Determine the number of lines in these entries that hold the word "tướng". Give the number and nothing more.
====== Dataset records
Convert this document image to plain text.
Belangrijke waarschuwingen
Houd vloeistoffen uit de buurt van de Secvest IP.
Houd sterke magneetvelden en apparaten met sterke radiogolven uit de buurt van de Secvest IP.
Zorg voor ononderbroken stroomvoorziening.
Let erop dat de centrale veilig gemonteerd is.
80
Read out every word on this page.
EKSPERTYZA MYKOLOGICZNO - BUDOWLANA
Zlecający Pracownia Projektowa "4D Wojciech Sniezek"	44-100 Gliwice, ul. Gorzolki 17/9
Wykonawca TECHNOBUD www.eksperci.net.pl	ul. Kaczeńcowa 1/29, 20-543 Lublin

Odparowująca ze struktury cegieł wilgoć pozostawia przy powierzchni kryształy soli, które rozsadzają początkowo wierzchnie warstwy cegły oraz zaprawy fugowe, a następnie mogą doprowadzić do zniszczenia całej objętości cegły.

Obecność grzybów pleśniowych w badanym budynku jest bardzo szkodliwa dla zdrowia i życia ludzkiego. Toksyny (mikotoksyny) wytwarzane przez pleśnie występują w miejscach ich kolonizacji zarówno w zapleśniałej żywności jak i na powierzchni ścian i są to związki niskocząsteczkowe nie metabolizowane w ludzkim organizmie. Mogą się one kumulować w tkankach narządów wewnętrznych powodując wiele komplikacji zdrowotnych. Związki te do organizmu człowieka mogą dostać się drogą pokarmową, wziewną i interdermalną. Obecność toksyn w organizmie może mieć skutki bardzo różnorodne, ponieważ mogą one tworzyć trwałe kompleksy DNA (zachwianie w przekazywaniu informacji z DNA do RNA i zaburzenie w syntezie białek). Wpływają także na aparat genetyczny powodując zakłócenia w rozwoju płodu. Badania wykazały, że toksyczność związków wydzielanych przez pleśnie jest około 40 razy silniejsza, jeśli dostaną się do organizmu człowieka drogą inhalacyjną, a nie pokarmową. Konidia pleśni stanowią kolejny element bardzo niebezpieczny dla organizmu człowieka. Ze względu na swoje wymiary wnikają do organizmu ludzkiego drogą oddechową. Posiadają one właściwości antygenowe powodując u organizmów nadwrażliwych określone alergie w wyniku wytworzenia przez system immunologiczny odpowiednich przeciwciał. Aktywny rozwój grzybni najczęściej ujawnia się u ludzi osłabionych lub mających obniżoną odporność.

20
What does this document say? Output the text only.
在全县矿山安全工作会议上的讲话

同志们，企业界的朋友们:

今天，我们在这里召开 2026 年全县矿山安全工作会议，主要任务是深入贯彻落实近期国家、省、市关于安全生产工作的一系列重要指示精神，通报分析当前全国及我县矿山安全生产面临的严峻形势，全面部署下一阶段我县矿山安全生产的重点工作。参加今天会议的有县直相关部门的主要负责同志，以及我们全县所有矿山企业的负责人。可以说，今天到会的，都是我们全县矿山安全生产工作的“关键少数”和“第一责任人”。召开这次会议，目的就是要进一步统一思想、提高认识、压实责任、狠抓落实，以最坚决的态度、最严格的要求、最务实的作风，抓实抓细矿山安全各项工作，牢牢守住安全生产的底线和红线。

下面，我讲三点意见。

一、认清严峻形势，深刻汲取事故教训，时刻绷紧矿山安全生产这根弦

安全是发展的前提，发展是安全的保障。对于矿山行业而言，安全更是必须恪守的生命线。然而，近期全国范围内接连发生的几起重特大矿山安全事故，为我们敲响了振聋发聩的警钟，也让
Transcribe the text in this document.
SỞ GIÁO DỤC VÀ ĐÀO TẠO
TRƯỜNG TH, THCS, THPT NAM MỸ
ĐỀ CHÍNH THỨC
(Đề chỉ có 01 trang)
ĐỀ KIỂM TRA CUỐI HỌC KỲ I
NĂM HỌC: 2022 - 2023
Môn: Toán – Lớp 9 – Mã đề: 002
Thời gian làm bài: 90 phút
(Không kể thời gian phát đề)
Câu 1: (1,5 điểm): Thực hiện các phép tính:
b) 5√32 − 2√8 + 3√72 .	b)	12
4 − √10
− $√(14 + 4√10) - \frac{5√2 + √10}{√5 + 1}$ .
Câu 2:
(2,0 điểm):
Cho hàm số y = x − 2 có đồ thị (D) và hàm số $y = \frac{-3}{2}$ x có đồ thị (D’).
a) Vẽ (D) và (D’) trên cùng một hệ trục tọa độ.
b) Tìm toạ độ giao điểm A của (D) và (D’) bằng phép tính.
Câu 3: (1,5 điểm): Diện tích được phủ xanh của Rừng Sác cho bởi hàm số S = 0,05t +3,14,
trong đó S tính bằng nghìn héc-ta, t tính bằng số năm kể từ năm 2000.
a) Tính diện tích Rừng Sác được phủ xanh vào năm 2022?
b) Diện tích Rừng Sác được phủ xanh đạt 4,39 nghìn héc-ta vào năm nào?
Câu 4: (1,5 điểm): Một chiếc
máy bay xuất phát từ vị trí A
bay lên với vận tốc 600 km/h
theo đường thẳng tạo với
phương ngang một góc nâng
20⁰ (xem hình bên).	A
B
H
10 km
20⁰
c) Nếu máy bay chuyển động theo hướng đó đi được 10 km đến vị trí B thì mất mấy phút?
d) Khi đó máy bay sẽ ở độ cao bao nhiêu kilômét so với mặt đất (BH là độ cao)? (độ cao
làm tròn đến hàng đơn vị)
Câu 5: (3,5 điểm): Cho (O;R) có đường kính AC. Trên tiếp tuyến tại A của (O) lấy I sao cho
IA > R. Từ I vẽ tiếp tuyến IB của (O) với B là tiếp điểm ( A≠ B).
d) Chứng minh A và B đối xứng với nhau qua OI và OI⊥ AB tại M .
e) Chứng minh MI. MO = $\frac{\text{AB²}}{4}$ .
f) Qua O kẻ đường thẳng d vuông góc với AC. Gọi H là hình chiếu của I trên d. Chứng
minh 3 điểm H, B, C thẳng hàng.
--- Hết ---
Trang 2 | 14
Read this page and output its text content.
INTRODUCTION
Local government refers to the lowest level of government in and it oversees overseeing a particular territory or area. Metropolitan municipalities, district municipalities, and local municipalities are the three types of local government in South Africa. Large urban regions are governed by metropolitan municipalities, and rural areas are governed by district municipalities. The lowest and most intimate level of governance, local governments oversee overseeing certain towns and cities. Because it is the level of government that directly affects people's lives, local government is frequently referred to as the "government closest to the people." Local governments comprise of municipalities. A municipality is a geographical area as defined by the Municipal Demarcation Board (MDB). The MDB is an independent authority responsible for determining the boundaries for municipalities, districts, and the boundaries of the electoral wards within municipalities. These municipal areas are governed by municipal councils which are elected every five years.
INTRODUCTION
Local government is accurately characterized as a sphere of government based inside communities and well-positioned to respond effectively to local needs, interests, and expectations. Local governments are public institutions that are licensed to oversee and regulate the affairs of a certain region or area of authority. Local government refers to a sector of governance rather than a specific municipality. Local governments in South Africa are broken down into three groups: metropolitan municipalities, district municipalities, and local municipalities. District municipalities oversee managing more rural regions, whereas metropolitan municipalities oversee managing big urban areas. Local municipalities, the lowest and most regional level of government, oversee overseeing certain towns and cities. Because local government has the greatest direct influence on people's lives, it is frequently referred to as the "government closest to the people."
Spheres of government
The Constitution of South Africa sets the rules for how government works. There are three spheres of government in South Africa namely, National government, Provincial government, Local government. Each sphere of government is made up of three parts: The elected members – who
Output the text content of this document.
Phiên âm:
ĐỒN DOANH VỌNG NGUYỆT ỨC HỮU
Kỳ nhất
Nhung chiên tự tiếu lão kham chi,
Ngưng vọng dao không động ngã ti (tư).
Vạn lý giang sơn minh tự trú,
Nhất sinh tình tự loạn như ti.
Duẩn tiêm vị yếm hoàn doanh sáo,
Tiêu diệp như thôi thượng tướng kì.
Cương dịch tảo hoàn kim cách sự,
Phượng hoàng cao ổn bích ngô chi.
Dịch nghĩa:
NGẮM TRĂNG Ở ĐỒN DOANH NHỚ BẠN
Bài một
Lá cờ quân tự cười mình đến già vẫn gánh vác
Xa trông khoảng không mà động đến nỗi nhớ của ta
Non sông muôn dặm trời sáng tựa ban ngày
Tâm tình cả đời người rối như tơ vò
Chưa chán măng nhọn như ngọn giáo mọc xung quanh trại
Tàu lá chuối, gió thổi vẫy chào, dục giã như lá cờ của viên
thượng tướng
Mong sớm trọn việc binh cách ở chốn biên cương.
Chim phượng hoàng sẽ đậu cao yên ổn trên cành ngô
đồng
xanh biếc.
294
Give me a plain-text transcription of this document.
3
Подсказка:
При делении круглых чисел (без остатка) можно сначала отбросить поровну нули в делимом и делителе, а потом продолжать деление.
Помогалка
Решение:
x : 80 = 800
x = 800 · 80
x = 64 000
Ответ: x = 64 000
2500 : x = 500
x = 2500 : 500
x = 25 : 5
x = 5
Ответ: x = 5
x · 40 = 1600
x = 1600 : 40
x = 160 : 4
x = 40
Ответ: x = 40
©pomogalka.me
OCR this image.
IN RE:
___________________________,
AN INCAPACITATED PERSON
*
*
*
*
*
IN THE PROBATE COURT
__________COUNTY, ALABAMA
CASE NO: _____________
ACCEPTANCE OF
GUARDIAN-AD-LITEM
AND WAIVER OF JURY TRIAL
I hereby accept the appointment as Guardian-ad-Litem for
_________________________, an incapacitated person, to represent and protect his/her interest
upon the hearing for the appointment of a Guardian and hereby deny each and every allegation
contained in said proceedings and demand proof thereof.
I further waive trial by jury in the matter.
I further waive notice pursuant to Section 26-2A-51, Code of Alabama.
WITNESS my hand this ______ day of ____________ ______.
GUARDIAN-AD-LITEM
============
» **Written reply**: 2